**WORK TO DO**
Return the listing word for word, as given.

**SUPPLIED RECORDS**
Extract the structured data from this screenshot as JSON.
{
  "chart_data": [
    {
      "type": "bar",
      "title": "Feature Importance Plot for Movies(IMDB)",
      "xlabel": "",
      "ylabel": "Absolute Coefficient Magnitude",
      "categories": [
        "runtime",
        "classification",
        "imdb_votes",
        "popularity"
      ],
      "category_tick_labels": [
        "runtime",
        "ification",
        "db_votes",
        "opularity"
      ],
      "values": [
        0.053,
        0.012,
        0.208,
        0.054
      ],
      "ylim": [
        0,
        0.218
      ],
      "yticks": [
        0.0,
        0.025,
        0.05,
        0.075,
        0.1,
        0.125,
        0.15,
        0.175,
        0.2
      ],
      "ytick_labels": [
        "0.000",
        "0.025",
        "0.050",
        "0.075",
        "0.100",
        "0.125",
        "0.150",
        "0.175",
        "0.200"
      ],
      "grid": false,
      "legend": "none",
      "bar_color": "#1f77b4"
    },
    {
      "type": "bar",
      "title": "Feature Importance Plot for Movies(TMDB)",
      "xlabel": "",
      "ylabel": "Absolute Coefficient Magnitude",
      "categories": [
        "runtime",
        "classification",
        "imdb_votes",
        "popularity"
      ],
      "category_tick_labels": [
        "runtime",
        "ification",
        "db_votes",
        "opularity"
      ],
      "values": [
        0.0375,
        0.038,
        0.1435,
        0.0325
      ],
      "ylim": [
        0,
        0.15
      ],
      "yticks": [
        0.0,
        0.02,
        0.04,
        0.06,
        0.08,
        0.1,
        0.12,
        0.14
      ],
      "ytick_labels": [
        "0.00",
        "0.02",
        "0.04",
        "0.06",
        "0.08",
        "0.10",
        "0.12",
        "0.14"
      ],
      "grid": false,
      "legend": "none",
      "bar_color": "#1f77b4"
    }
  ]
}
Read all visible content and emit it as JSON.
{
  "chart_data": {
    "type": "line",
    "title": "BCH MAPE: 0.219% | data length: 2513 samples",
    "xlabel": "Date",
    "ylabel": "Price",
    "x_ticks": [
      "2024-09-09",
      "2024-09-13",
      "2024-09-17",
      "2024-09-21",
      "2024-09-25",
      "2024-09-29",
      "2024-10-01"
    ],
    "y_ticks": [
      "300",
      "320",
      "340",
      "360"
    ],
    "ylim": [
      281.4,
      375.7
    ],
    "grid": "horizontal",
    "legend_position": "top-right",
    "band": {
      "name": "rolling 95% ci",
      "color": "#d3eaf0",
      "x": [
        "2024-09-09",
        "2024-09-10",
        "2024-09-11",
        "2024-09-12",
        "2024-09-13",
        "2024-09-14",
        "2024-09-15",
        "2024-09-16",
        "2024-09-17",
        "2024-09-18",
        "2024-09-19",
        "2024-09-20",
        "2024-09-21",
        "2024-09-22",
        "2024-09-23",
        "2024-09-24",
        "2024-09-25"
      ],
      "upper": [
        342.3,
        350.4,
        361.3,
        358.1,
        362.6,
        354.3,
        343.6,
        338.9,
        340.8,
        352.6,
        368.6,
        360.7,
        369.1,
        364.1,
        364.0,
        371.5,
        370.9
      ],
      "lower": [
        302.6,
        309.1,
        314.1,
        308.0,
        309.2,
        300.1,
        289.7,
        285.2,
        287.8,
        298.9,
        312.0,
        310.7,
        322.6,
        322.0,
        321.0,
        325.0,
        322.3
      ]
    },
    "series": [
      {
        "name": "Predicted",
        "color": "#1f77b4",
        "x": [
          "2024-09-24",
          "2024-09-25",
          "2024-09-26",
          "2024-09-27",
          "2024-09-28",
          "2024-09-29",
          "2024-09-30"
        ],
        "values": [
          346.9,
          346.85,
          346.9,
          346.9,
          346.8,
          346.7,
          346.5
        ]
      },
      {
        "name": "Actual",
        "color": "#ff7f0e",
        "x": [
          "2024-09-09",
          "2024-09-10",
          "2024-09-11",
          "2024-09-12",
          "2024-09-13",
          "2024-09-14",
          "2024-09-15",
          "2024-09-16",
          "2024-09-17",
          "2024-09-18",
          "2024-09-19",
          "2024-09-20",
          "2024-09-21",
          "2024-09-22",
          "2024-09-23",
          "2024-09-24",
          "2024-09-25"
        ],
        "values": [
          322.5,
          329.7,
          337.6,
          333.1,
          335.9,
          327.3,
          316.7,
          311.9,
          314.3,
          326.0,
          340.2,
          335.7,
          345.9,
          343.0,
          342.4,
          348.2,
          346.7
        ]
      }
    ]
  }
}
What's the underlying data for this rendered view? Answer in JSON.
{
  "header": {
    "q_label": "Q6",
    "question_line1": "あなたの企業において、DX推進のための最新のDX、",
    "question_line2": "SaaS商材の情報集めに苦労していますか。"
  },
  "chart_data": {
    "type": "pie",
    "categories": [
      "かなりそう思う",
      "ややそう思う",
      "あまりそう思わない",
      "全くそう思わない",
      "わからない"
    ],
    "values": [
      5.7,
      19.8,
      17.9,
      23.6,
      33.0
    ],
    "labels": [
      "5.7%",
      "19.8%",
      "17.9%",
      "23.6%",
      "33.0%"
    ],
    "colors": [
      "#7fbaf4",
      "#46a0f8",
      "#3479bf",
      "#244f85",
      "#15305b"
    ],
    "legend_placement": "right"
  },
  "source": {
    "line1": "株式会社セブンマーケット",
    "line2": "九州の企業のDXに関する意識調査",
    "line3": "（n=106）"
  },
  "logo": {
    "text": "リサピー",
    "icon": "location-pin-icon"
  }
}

**ANSWER TO THIS TASK**
Extract the structured data from this screenshot as JSON.
{
  "chart_data": [
    {
      "type": "bar",
      "title": "Feature Importance Plot for Movies(IMDB)",
      "xlabel": "",
      "ylabel": "Absolute Coefficient Magnitude",
      "categories": [
        "runtime",
        "classification",
        "imdb_votes",
        "popularity"
      ],
      "category_tick_labels": [
        "runtime",
        "ification",
        "db_votes",
        "opularity"
      ],
      "values": [
        0.053,
        0.012,
        0.208,
        0.054
      ],
      "ylim": [
        0,
        0.218
      ],
      "yticks": [
        0.0,
        0.025,
        0.05,
        0.075,
        0.1,
        0.125,
        0.15,
        0.175,
        0.2
      ],
      "ytick_labels": [
        "0.000",
        "0.025",
        "0.050",
        "0.075",
        "0.100",
        "0.125",
        "0.150",
        "0.175",
        "0.200"
      ],
      "grid": false,
      "legend": "none",
      "bar_color": "#1f77b4"
    },
    {
      "type": "bar",
      "title": "Feature Importance Plot for Movies(TMDB)",
      "xlabel": "",
      "ylabel": "Absolute Coefficient Magnitude",
      "categories": [
        "runtime",
        "classification",
        "imdb_votes",
        "popularity"
      ],
      "category_tick_labels": [
        "runtime",
        "ification",
        "db_votes",
        "opularity"
      ],
      "values": [
        0.0375,
        0.038,
        0.1435,
        0.0325
      ],
      "ylim": [
        0,
        0.15
      ],
      "yticks": [
        0.0,
        0.02,
        0.04,
        0.06,
        0.08,
        0.1,
        0.12,
        0.14
      ],
      "ytick_labels": [
        "0.00",
        "0.02",
        "0.04",
        "0.06",
        "0.08",
        "0.10",
        "0.12",
        "0.14"
      ],
      "grid": false,
      "legend": "none",
      "bar_color": "#1f77b4"
    }
  ]
}
Read all visible content and emit it as JSON.
{
  "chart_data": {
    "type": "line",
    "title": "BCH MAPE: 0.219% | data length: 2513 samples",
    "xlabel": "Date",
    "ylabel": "Price",
    "x_ticks": [
      "2024-09-09",
      "2024-09-13",
      "2024-09-17",
      "2024-09-21",
      "2024-09-25",
      "2024-09-29",
      "2024-10-01"
    ],
    "y_ticks": [
      "300",
      "320",
      "340",
      "360"
    ],
    "ylim": [
      281.4,
      375.7
    ],
    "grid": "horizontal",
    "legend_position": "top-right",
    "band": {
      "name": "rolling 95% ci",
      "color": "#d3eaf0",
      "x": [
        "2024-09-09",
        "2024-09-10",
        "2024-09-11",
        "2024-09-12",
        "2024-09-13",
        "2024-09-14",
        "2024-09-15",
        "2024-09-16",
        "2024-09-17",
        "2024-09-18",
        "2024-09-19",
        "2024-09-20",
        "2024-09-21",
        "2024-09-22",
        "2024-09-23",
        "2024-09-24",
        "2024-09-25"
      ],
      "upper": [
        342.3,
        350.4,
        361.3,
        358.1,
        362.6,
        354.3,
        343.6,
        338.9,
        340.8,
        352.6,
        368.6,
        360.7,
        369.1,
        364.1,
        364.0,
        371.5,
        370.9
      ],
      "lower": [
        302.6,
        309.1,
        314.1,
        308.0,
        309.2,
        300.1,
        289.7,
        285.2,
        287.8,
        298.9,
        312.0,
        310.7,
        322.6,
        322.0,
        321.0,
        325.0,
        322.3
      ]
    },
    "series": [
      {
        "name": "Predicted",
        "color": "#1f77b4",
        "x": [
          "2024-09-24",
          "2024-09-25",
          "2024-09-26",
          "2024-09-27",
          "2024-09-28",
          "2024-09-29",
          "2024-09-30"
        ],
        "values": [
          346.9,
          346.85,
          346.9,
          346.9,
          346.8,
          346.7,
          346.5
        ]
      },
      {
        "name": "Actual",
        "color": "#ff7f0e",
        "x": [
          "2024-09-09",
          "2024-09-10",
          "2024-09-11",
          "2024-09-12",
          "2024-09-13",
          "2024-09-14",
          "2024-09-15",
          "2024-09-16",
          "2024-09-17",
          "2024-09-18",
          "2024-09-19",
          "2024-09-20",
          "2024-09-21",
          "2024-09-22",
          "2024-09-23",
          "2024-09-24",
          "2024-09-25"
        ],
        "values": [
          322.5,
          329.7,
          337.6,
          333.1,
          335.9,
          327.3,
          316.7,
          311.9,
          314.3,
          326.0,
          340.2,
          335.7,
          345.9,
          343.0,
          342.4,
          348.2,
          346.7
        ]
      }
    ]
  }
}
What's the underlying data for this rendered view? Answer in JSON.
{
  "header": {
    "q_label": "Q6",
    "question_line1": "あなたの企業において、DX推進のための最新のDX、",
    "question_line2": "SaaS商材の情報集めに苦労していますか。"
  },
  "chart_data": {
    "type": "pie",
    "categories": [
      "かなりそう思う",
      "ややそう思う",
      "あまりそう思わない",
      "全くそう思わない",
      "わからない"
    ],
    "values": [
      5.7,
      19.8,
      17.9,
      23.6,
      33.0
    ],
    "labels": [
      "5.7%",
      "19.8%",
      "17.9%",
      "23.6%",
      "33.0%"
    ],
    "colors": [
      "#7fbaf4",
      "#46a0f8",
      "#3479bf",
      "#244f85",
      "#15305b"
    ],
    "legend_placement": "right"
  },
  "source": {
    "line1": "株式会社セブンマーケット",
    "line2": "九州の企業のDXに関する意識調査",
    "line3": "（n=106）"
  },
  "logo": {
    "text": "リサピー",
    "icon": "location-pin-icon"
  }
}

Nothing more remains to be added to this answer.